DIRECTION:
All of the data that follows should be retyped exactly, please, except the pictures.

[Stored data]
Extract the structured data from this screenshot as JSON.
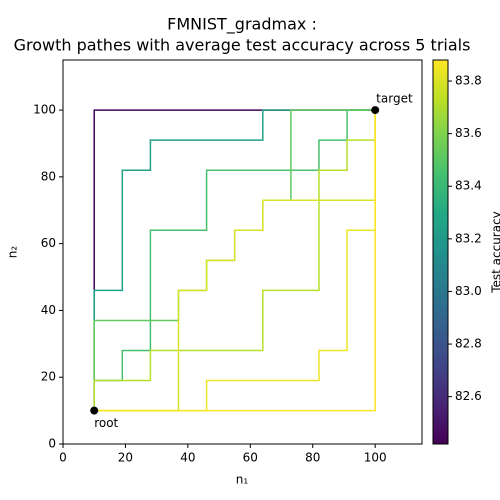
{
  "chart_data": {
    "type": "step_paths",
    "title": "FMNIST_gradmax :",
    "subtitle": "Growth pathes with average test accuracy across 5 trials",
    "x_label": "n₁",
    "y_label": "n₂",
    "xlim": [
      0,
      115
    ],
    "ylim": [
      0,
      115
    ],
    "xticks": [
      0,
      20,
      40,
      60,
      80,
      100
    ],
    "yticks": [
      0,
      20,
      40,
      60,
      80,
      100
    ],
    "colormap": "viridis",
    "colorbar": {
      "label": "Test accuracy",
      "lim": [
        82.42,
        83.88
      ],
      "ticks": [
        82.6,
        82.8,
        {
          "value": 83,
          "label": "83.0"
        },
        83.2,
        83.4,
        83.6,
        83.8
      ]
    },
    "series": [
      {
        "value": 82.43,
        "x": [
          10,
          10,
          100
        ],
        "y": [
          10,
          100,
          100
        ]
      },
      {
        "value": 83.25,
        "x": [
          10,
          10,
          19,
          19,
          28,
          28,
          64,
          64,
          100
        ],
        "y": [
          10,
          46,
          46,
          82,
          82,
          91,
          91,
          100,
          100
        ]
      },
      {
        "value": 83.45,
        "x": [
          10,
          10,
          19,
          19,
          28,
          28,
          46,
          46,
          82,
          82,
          91,
          91,
          100
        ],
        "y": [
          10,
          19,
          19,
          28,
          28,
          64,
          64,
          82,
          82,
          91,
          91,
          100,
          100
        ]
      },
      {
        "value": 83.52,
        "x": [
          10,
          10,
          37,
          37,
          46,
          46,
          55,
          55,
          64,
          64,
          73,
          73,
          100
        ],
        "y": [
          10,
          37,
          37,
          46,
          46,
          55,
          55,
          64,
          64,
          73,
          73,
          100,
          100
        ]
      },
      {
        "value": 83.72,
        "x": [
          10,
          10,
          28,
          28,
          64,
          64,
          82,
          82,
          91,
          91,
          100,
          100
        ],
        "y": [
          10,
          19,
          19,
          28,
          28,
          46,
          46,
          82,
          82,
          91,
          91,
          100
        ]
      },
      {
        "value": 83.8,
        "x": [
          10,
          37,
          37,
          46,
          46,
          55,
          55,
          64,
          64,
          73,
          73,
          100,
          100
        ],
        "y": [
          10,
          10,
          46,
          46,
          55,
          55,
          64,
          64,
          73,
          73,
          73,
          73,
          100
        ]
      },
      {
        "value": 83.84,
        "x": [
          10,
          46,
          46,
          82,
          82,
          91,
          91,
          100,
          100
        ],
        "y": [
          10,
          10,
          19,
          19,
          28,
          28,
          64,
          64,
          100
        ]
      },
      {
        "value": 83.87,
        "x": [
          10,
          100,
          100
        ],
        "y": [
          10,
          10,
          100
        ]
      }
    ],
    "points": [
      {
        "label": "root",
        "x": 10,
        "y": 10
      },
      {
        "label": "target",
        "x": 100,
        "y": 100
      }
    ]
  }
}
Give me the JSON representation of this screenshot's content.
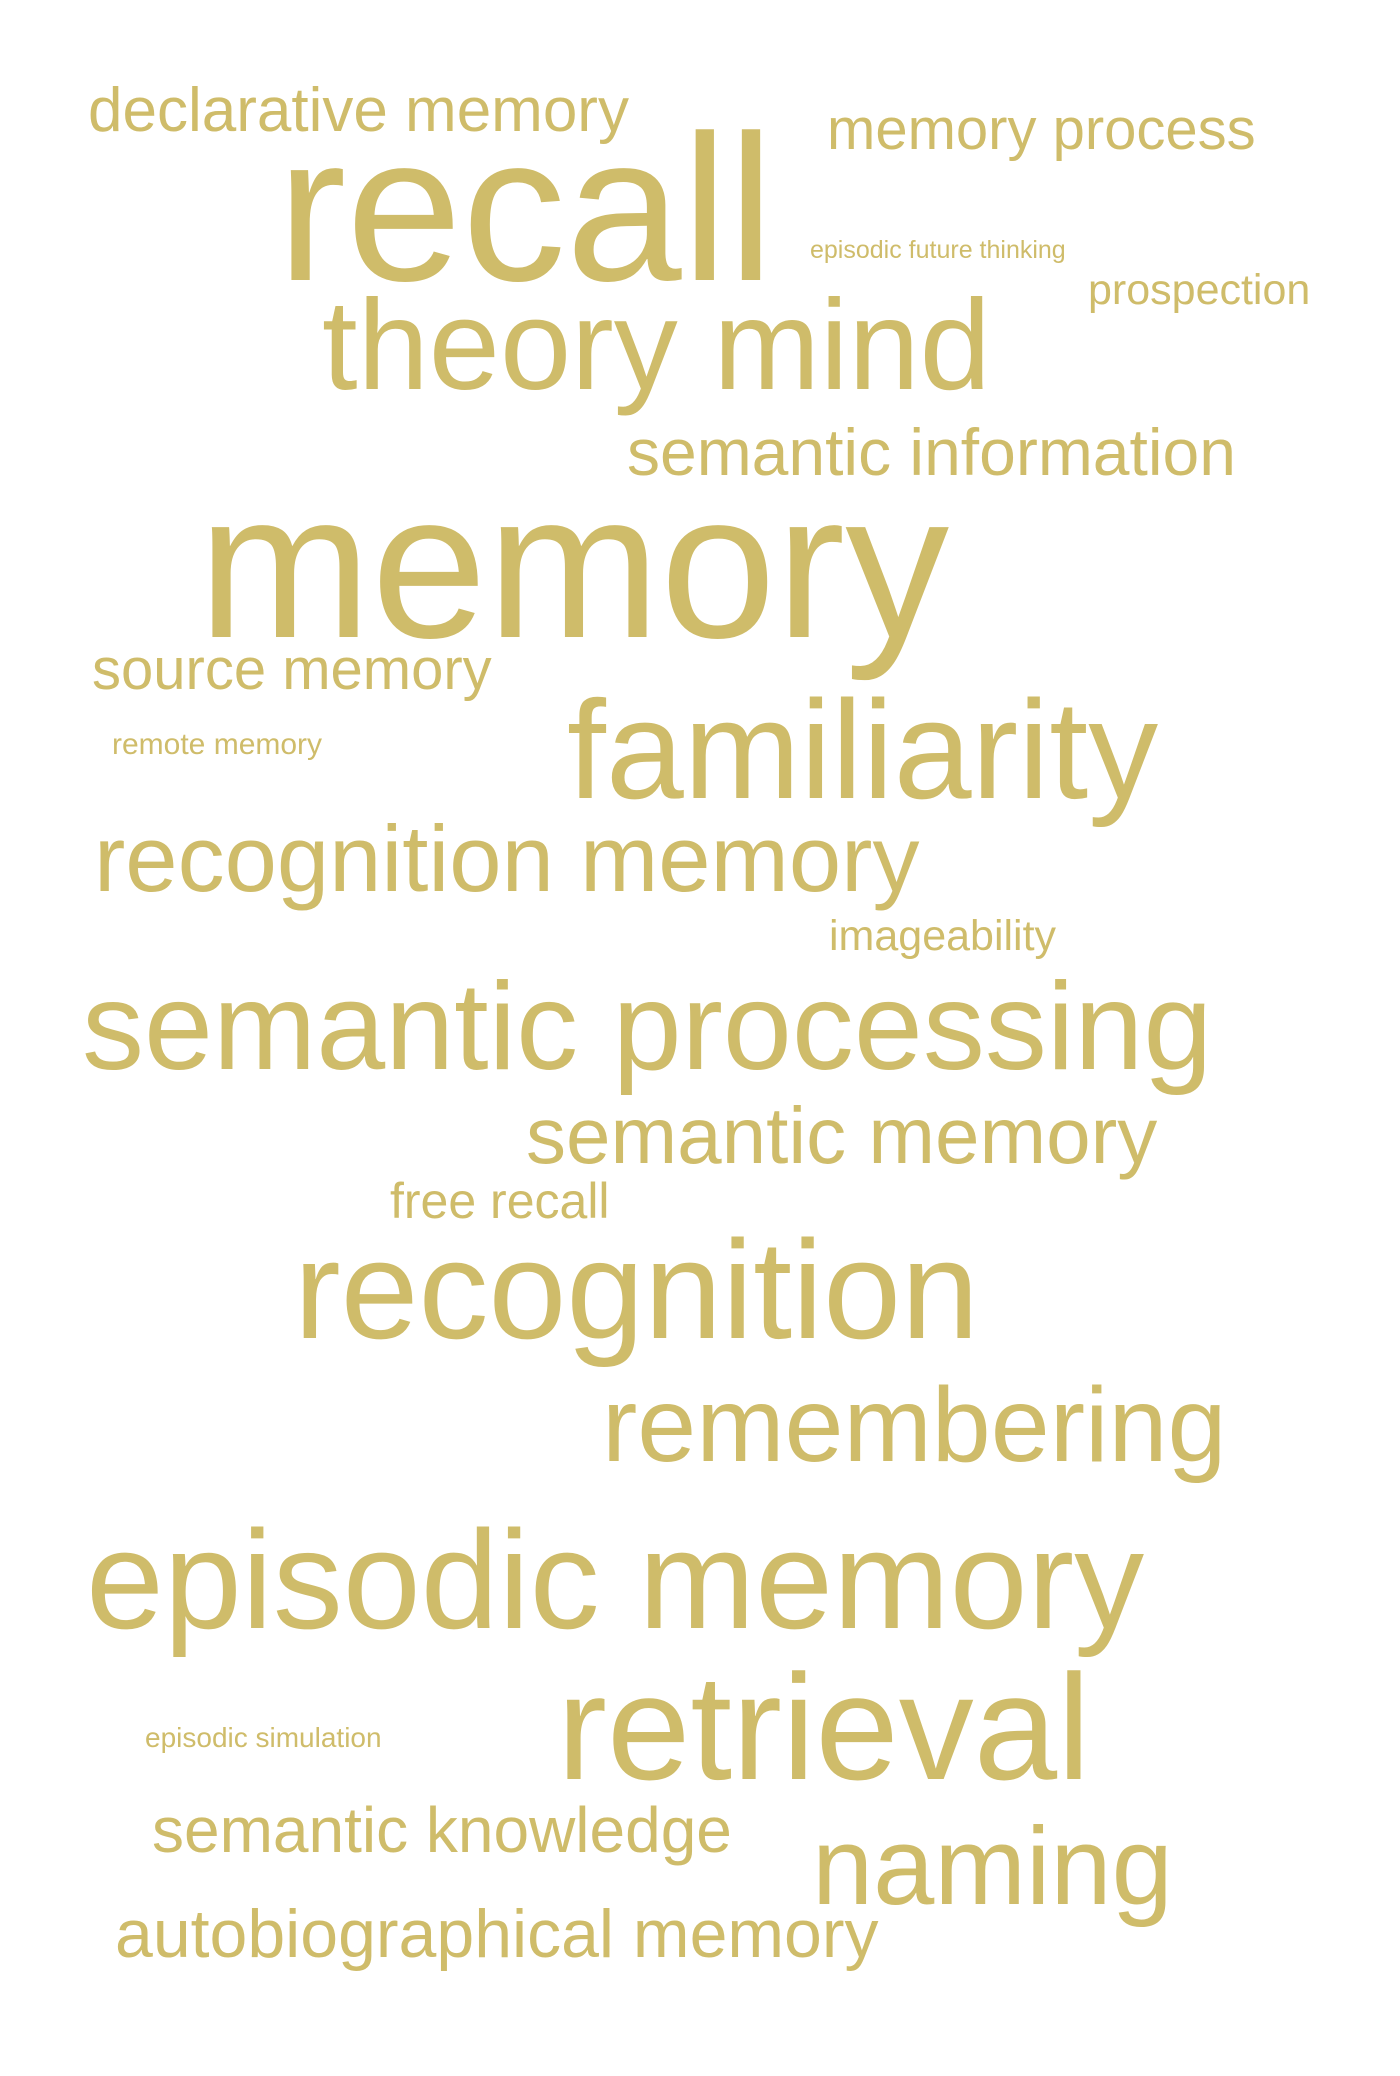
{
  "colors": {
    "background": "#ffffff",
    "word": "#cfbc6a"
  },
  "words": [
    {
      "text": "declarative memory"
    },
    {
      "text": "memory process"
    },
    {
      "text": "recall"
    },
    {
      "text": "episodic future thinking"
    },
    {
      "text": "prospection"
    },
    {
      "text": "theory mind"
    },
    {
      "text": "semantic information"
    },
    {
      "text": "memory"
    },
    {
      "text": "source memory"
    },
    {
      "text": "remote memory"
    },
    {
      "text": "familiarity"
    },
    {
      "text": "recognition memory"
    },
    {
      "text": "imageability"
    },
    {
      "text": "semantic processing"
    },
    {
      "text": "semantic memory"
    },
    {
      "text": "free recall"
    },
    {
      "text": "recognition"
    },
    {
      "text": "remembering"
    },
    {
      "text": "episodic memory"
    },
    {
      "text": "episodic simulation"
    },
    {
      "text": "retrieval"
    },
    {
      "text": "semantic knowledge"
    },
    {
      "text": "naming"
    },
    {
      "text": "autobiographical memory"
    }
  ]
}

EXERCISE OUTPUT:
Extract the structured data from this screenshot as JSON.
{
  "chart_data": {
    "type": "step_paths",
    "title": "FMNIST_gradmax :",
    "subtitle": "Growth pathes with average test accuracy across 5 trials",
    "x_label": "n₁",
    "y_label": "n₂",
    "xlim": [
      0,
      115
    ],
    "ylim": [
      0,
      115
    ],
    "xticks": [
      0,
      20,
      40,
      60,
      80,
      100
    ],
    "yticks": [
      0,
      20,
      40,
      60,
      80,
      100
    ],
    "colormap": "viridis",
    "colorbar": {
      "label": "Test accuracy",
      "lim": [
        82.42,
        83.88
      ],
      "ticks": [
        82.6,
        82.8,
        {
          "value": 83,
          "label": "83.0"
        },
        83.2,
        83.4,
        83.6,
        83.8
      ]
    },
    "series": [
      {
        "value": 82.43,
        "x": [
          10,
          10,
          100
        ],
        "y": [
          10,
          100,
          100
        ]
      },
      {
        "value": 83.25,
        "x": [
          10,
          10,
          19,
          19,
          28,
          28,
          64,
          64,
          100
        ],
        "y": [
          10,
          46,
          46,
          82,
          82,
          91,
          91,
          100,
          100
        ]
      },
      {
        "value": 83.45,
        "x": [
          10,
          10,
          19,
          19,
          28,
          28,
          46,
          46,
          82,
          82,
          91,
          91,
          100
        ],
        "y": [
          10,
          19,
          19,
          28,
          28,
          64,
          64,
          82,
          82,
          91,
          91,
          100,
          100
        ]
      },
      {
        "value": 83.52,
        "x": [
          10,
          10,
          37,
          37,
          46,
          46,
          55,
          55,
          64,
          64,
          73,
          73,
          100
        ],
        "y": [
          10,
          37,
          37,
          46,
          46,
          55,
          55,
          64,
          64,
          73,
          73,
          100,
          100
        ]
      },
      {
        "value": 83.72,
        "x": [
          10,
          10,
          28,
          28,
          64,
          64,
          82,
          82,
          91,
          91,
          100,
          100
        ],
        "y": [
          10,
          19,
          19,
          28,
          28,
          46,
          46,
          82,
          82,
          91,
          91,
          100
        ]
      },
      {
        "value": 83.8,
        "x": [
          10,
          37,
          37,
          46,
          46,
          55,
          55,
          64,
          64,
          73,
          73,
          100,
          100
        ],
        "y": [
          10,
          10,
          46,
          46,
          55,
          55,
          64,
          64,
          73,
          73,
          73,
          73,
          100
        ]
      },
      {
        "value": 83.84,
        "x": [
          10,
          46,
          46,
          82,
          82,
          91,
          91,
          100,
          100
        ],
        "y": [
          10,
          10,
          19,
          19,
          28,
          28,
          64,
          64,
          100
        ]
      },
      {
        "value": 83.87,
        "x": [
          10,
          100,
          100
        ],
        "y": [
          10,
          10,
          100
        ]
      }
    ],
    "points": [
      {
        "label": "root",
        "x": 10,
        "y": 10
      },
      {
        "label": "target",
        "x": 100,
        "y": 100
      }
    ]
  }
}
Give me the JSON representation of this screenshot's content.
{
  "colors": {
    "background": "#ffffff",
    "word": "#cfbc6a"
  },
  "words": [
    {
      "text": "declarative memory"
    },
    {
      "text": "memory process"
    },
    {
      "text": "recall"
    },
    {
      "text": "episodic future thinking"
    },
    {
      "text": "prospection"
    },
    {
      "text": "theory mind"
    },
    {
      "text": "semantic information"
    },
    {
      "text": "memory"
    },
    {
      "text": "source memory"
    },
    {
      "text": "remote memory"
    },
    {
      "text": "familiarity"
    },
    {
      "text": "recognition memory"
    },
    {
      "text": "imageability"
    },
    {
      "text": "semantic processing"
    },
    {
      "text": "semantic memory"
    },
    {
      "text": "free recall"
    },
    {
      "text": "recognition"
    },
    {
      "text": "remembering"
    },
    {
      "text": "episodic memory"
    },
    {
      "text": "episodic simulation"
    },
    {
      "text": "retrieval"
    },
    {
      "text": "semantic knowledge"
    },
    {
      "text": "naming"
    },
    {
      "text": "autobiographical memory"
    }
  ]
}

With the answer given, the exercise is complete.